Leave the pictures out and print every record below exactly as it stands.
________
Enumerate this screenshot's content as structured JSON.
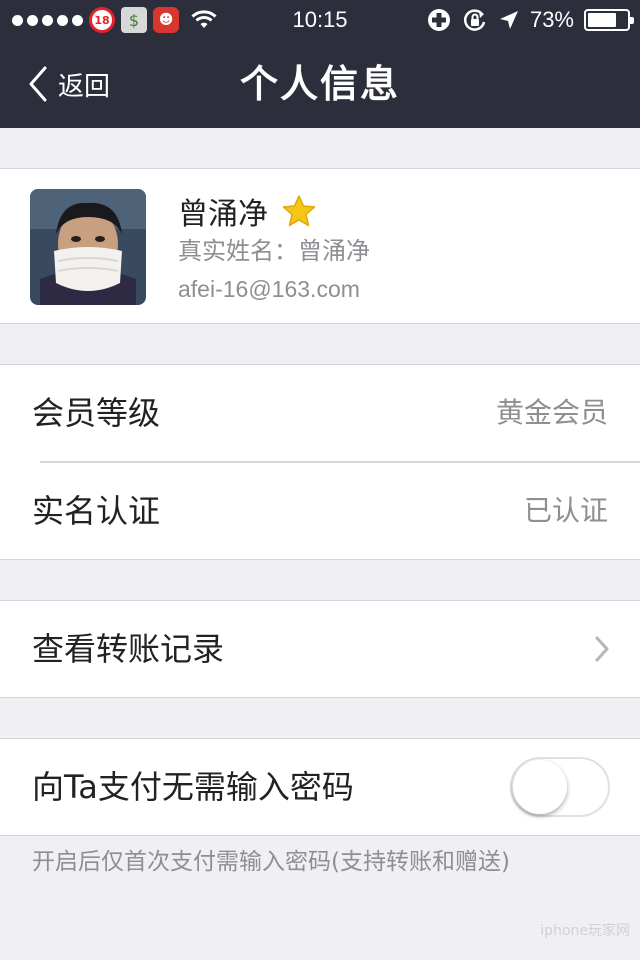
{
  "status_bar": {
    "time": "10:15",
    "battery_percent_text": "73%",
    "battery_level": 0.73,
    "status_icons": [
      "age-restriction-18-emoji",
      "money-emoji",
      "ogre-mask-emoji",
      "wifi-icon",
      "medical-cross-icon",
      "rotation-lock-icon",
      "location-arrow-icon",
      "battery-icon"
    ],
    "age_badge": "18"
  },
  "nav": {
    "back_label": "返回",
    "title": "个人信息"
  },
  "profile": {
    "name": "曾涌净",
    "real_name_line": "真实姓名：曾涌净",
    "email": "afei-16@163.com",
    "badge_icon": "star-icon"
  },
  "rows": {
    "member_level": {
      "label": "会员等级",
      "value": "黄金会员"
    },
    "real_name_auth": {
      "label": "实名认证",
      "value": "已认证"
    },
    "transfer_records": {
      "label": "查看转账记录"
    },
    "no_password": {
      "label": "向Ta支付无需输入密码",
      "enabled": false
    }
  },
  "footnote": "开启后仅首次支付需输入密码(支持转账和赠送)",
  "watermark": "iphone玩家网",
  "colors": {
    "bar_bg": "#2c2f3b",
    "page_bg": "#efeff4",
    "secondary_text": "#8e8e93",
    "star": "#f5c518"
  }
}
________
TASK OUTPUT:
Enumerate this screenshot's content as structured JSON.
{
  "status_bar": {
    "time": "10:15",
    "battery_percent_text": "73%",
    "battery_level": 0.73,
    "status_icons": [
      "age-restriction-18-emoji",
      "money-emoji",
      "ogre-mask-emoji",
      "wifi-icon",
      "medical-cross-icon",
      "rotation-lock-icon",
      "location-arrow-icon",
      "battery-icon"
    ],
    "age_badge": "18"
  },
  "nav": {
    "back_label": "返回",
    "title": "个人信息"
  },
  "profile": {
    "name": "曾涌净",
    "real_name_line": "真实姓名：曾涌净",
    "email": "afei-16@163.com",
    "badge_icon": "star-icon"
  },
  "rows": {
    "member_level": {
      "label": "会员等级",
      "value": "黄金会员"
    },
    "real_name_auth": {
      "label": "实名认证",
      "value": "已认证"
    },
    "transfer_records": {
      "label": "查看转账记录"
    },
    "no_password": {
      "label": "向Ta支付无需输入密码",
      "enabled": false
    }
  },
  "footnote": "开启后仅首次支付需输入密码(支持转账和赠送)",
  "watermark": "iphone玩家网",
  "colors": {
    "bar_bg": "#2c2f3b",
    "page_bg": "#efeff4",
    "secondary_text": "#8e8e93",
    "star": "#f5c518"
  }
}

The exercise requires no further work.